How many lines of the data below contain the string "глупо", with case counting? Give only the number.

· · · · ·

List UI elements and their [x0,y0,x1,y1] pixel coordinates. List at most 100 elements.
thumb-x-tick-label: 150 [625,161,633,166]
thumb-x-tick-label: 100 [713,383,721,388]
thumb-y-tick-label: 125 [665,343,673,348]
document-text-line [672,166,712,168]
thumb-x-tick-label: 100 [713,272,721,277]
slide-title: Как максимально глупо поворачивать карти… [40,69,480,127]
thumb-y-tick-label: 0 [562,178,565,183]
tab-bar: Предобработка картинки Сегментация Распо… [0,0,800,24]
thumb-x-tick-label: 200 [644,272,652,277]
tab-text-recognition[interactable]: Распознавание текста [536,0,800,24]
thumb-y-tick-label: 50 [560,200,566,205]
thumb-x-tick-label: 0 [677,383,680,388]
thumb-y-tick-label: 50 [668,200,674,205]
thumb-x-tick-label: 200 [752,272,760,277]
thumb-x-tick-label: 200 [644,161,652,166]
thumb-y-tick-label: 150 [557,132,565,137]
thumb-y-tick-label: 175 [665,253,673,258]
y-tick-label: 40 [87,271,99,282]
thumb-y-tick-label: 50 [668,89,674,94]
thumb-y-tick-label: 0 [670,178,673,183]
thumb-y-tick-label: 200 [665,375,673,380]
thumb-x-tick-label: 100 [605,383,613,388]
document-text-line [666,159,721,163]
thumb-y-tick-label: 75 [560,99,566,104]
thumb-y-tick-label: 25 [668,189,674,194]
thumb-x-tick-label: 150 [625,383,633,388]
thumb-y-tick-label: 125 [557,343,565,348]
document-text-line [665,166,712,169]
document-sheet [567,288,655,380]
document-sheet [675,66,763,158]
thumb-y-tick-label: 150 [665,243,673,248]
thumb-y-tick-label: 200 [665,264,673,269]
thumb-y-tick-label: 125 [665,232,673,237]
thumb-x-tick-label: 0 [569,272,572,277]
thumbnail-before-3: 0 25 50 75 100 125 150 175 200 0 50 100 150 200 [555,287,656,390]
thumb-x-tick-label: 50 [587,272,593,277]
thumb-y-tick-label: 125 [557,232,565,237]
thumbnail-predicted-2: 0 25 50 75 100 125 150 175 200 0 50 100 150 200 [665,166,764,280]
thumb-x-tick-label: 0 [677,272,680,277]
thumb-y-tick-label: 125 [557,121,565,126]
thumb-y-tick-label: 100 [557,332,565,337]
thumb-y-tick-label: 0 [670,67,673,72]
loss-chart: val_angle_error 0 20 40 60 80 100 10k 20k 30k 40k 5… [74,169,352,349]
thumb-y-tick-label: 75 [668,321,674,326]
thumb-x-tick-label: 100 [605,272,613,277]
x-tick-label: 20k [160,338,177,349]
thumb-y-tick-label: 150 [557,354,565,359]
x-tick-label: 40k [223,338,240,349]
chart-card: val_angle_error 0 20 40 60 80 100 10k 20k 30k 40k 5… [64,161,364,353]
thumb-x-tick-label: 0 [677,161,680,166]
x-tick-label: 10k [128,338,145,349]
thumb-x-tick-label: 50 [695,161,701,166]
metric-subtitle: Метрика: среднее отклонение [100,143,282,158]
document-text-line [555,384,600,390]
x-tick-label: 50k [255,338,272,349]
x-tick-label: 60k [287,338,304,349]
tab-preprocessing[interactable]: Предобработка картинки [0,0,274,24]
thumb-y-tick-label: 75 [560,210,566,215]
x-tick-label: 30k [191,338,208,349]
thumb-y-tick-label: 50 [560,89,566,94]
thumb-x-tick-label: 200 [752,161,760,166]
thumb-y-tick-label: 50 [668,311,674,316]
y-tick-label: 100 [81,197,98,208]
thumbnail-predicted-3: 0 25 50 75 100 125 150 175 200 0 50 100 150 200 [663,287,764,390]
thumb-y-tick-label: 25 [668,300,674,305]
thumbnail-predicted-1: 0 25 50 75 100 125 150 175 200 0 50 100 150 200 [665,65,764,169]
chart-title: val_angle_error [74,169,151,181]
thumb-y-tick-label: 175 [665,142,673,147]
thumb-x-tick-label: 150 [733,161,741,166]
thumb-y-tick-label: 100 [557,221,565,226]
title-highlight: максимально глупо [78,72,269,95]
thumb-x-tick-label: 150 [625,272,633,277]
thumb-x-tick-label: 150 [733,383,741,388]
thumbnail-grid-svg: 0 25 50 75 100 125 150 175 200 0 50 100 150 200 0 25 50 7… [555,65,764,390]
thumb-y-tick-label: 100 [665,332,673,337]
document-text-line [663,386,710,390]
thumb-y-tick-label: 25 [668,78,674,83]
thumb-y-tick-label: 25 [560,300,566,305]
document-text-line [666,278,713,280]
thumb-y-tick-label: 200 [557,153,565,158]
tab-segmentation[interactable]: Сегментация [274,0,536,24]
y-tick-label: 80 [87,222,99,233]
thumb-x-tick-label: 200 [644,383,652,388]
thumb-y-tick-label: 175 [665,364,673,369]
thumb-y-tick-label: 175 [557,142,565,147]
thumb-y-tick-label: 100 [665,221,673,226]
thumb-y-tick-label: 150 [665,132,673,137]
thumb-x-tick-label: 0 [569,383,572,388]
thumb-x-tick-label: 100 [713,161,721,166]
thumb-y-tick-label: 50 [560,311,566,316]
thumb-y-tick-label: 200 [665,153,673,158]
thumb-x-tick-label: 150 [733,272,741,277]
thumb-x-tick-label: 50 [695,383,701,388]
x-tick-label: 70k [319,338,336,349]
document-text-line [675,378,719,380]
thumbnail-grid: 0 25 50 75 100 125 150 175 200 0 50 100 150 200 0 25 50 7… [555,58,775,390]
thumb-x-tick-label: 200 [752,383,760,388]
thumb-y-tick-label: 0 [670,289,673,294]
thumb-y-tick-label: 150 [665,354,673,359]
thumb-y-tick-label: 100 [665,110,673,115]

· · · · ·

- **TASK RESPONSE**: 2